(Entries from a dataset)
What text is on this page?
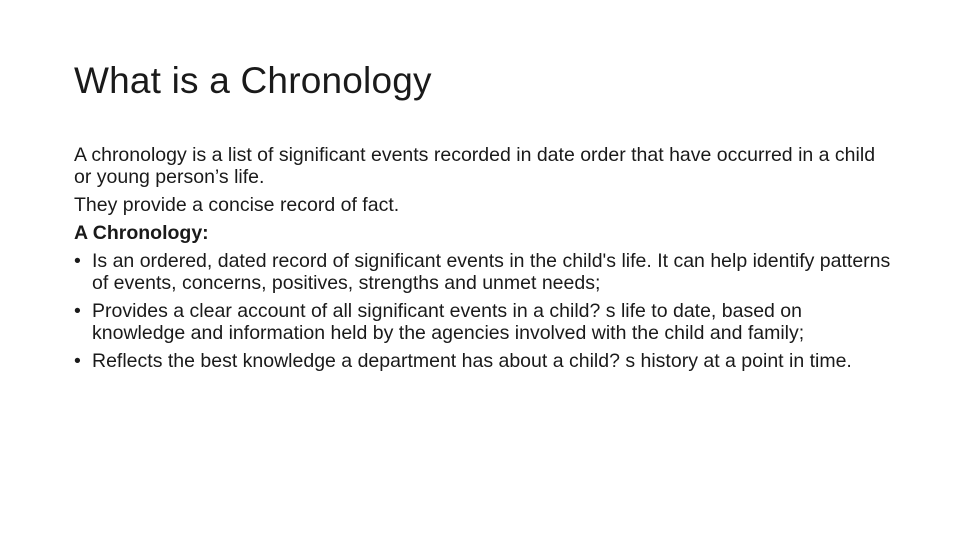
What is a Chronology

A chronology is a list of significant events recorded in date order that have occurred in a child or young person’s life.

They provide a concise record of fact.

A Chronology:

• Is an ordered, dated record of significant events in the child's life. It can help identify patterns of events, concerns, positives, strengths and unmet needs;
• Provides a clear account of all significant events in a child? s life to date, based on knowledge and information held by the agencies involved with the child and family;
• Reflects the best knowledge a department has about a child? s history at a point in time.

### Instructions to follow:
Restate the entire listing word for word, excluding pictures.

### Solution to this problem:
What text is on this page?
What is a Chronology

A chronology is a list of significant events recorded in date order that have occurred in a child or young person’s life.

They provide a concise record of fact.

A Chronology:

• Is an ordered, dated record of significant events in the child's life. It can help identify patterns of events, concerns, positives, strengths and unmet needs;
• Provides a clear account of all significant events in a child? s life to date, based on knowledge and information held by the agencies involved with the child and family;
• Reflects the best knowledge a department has about a child? s history at a point in time.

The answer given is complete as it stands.